-- Start --
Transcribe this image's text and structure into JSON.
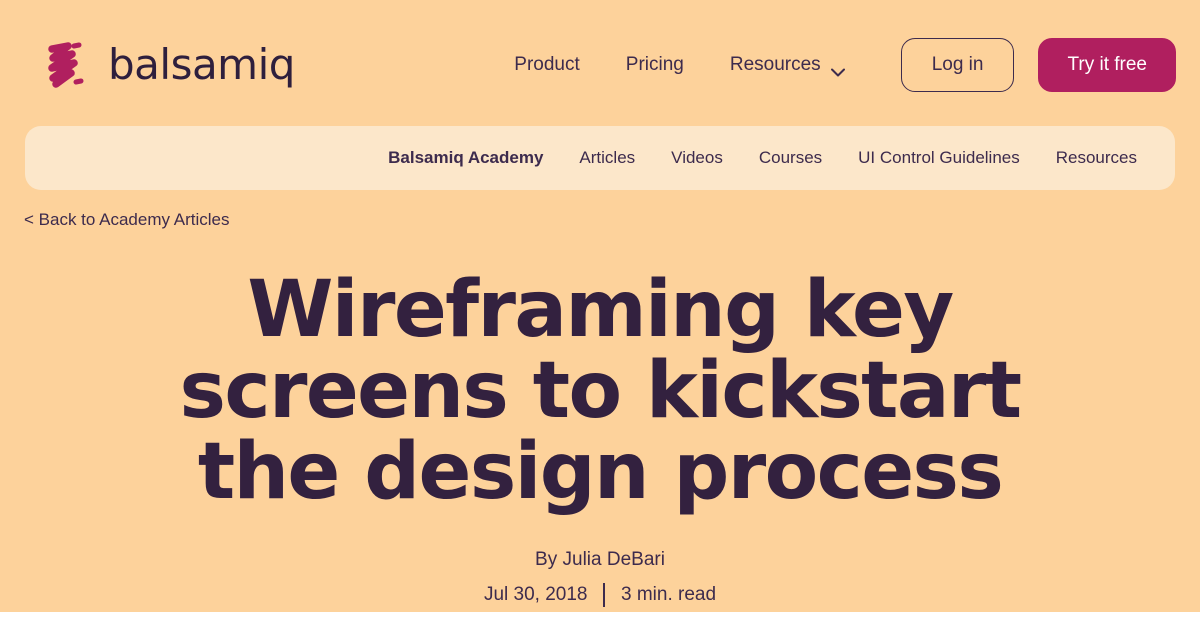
{
  "colors": {
    "hero_background": "#fdd29b",
    "subnav_background": "#fce7ca",
    "brand_magenta": "#b01f5f",
    "text_dark_purple": "#33213f",
    "page_background": "#ffffff"
  },
  "header": {
    "brand_name": "balsamiq",
    "brand_mark_icon": "balsamiq-scribble-logo-icon",
    "nav": [
      {
        "label": "Product",
        "has_dropdown": false
      },
      {
        "label": "Pricing",
        "has_dropdown": false
      },
      {
        "label": "Resources",
        "has_dropdown": true,
        "dropdown_icon": "chevron-down-icon"
      }
    ],
    "login_label": "Log in",
    "try_label": "Try it free"
  },
  "subnav": {
    "items": [
      {
        "label": "Balsamiq Academy",
        "primary": true
      },
      {
        "label": "Articles",
        "primary": false
      },
      {
        "label": "Videos",
        "primary": false
      },
      {
        "label": "Courses",
        "primary": false
      },
      {
        "label": "UI Control Guidelines",
        "primary": false
      },
      {
        "label": "Resources",
        "primary": false
      }
    ]
  },
  "breadcrumb": {
    "back_label": "< Back to Academy Articles"
  },
  "article": {
    "title": "Wireframing key screens to kickstart the design process",
    "byline": "By Julia DeBari",
    "date": "Jul 30, 2018",
    "read_time": "3 min. read"
  }
}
-- End --
**Stated task**
Which lines contain "icon"? Show each of them.

**Final result**
    "brand_mark_icon": "balsamiq-scribble-logo-icon",
        "dropdown_icon": "chevron-down-icon"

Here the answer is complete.